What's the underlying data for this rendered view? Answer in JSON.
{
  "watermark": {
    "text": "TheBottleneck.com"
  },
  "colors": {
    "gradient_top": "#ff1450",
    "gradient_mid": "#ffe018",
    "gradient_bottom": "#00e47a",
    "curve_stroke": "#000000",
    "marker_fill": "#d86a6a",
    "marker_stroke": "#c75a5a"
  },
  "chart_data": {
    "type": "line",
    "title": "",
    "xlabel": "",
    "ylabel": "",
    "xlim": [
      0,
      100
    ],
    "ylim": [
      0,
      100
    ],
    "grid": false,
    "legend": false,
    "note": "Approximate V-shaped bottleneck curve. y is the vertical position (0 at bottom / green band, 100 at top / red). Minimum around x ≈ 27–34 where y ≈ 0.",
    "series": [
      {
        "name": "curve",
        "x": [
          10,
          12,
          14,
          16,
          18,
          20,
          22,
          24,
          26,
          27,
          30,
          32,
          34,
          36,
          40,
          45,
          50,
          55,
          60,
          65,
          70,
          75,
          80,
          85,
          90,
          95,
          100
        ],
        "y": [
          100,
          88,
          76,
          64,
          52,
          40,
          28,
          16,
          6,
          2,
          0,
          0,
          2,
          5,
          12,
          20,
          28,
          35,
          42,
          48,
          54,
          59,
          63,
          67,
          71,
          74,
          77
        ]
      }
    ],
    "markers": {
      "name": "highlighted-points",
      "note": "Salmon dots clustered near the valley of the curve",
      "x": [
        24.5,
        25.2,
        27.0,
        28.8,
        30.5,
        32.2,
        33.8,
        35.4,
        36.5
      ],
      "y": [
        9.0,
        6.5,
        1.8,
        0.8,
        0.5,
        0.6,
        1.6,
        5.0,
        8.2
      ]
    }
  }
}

##############################

▶ [What you will do]: Repeat the listing in full, keeping every line exactly as it is.

▶ [Full response]:
What's the underlying data for this rendered view? Answer in JSON.
{
  "watermark": {
    "text": "TheBottleneck.com"
  },
  "colors": {
    "gradient_top": "#ff1450",
    "gradient_mid": "#ffe018",
    "gradient_bottom": "#00e47a",
    "curve_stroke": "#000000",
    "marker_fill": "#d86a6a",
    "marker_stroke": "#c75a5a"
  },
  "chart_data": {
    "type": "line",
    "title": "",
    "xlabel": "",
    "ylabel": "",
    "xlim": [
      0,
      100
    ],
    "ylim": [
      0,
      100
    ],
    "grid": false,
    "legend": false,
    "note": "Approximate V-shaped bottleneck curve. y is the vertical position (0 at bottom / green band, 100 at top / red). Minimum around x ≈ 27–34 where y ≈ 0.",
    "series": [
      {
        "name": "curve",
        "x": [
          10,
          12,
          14,
          16,
          18,
          20,
          22,
          24,
          26,
          27,
          30,
          32,
          34,
          36,
          40,
          45,
          50,
          55,
          60,
          65,
          70,
          75,
          80,
          85,
          90,
          95,
          100
        ],
        "y": [
          100,
          88,
          76,
          64,
          52,
          40,
          28,
          16,
          6,
          2,
          0,
          0,
          2,
          5,
          12,
          20,
          28,
          35,
          42,
          48,
          54,
          59,
          63,
          67,
          71,
          74,
          77
        ]
      }
    ],
    "markers": {
      "name": "highlighted-points",
      "note": "Salmon dots clustered near the valley of the curve",
      "x": [
        24.5,
        25.2,
        27.0,
        28.8,
        30.5,
        32.2,
        33.8,
        35.4,
        36.5
      ],
      "y": [
        9.0,
        6.5,
        1.8,
        0.8,
        0.5,
        0.6,
        1.6,
        5.0,
        8.2
      ]
    }
  }
}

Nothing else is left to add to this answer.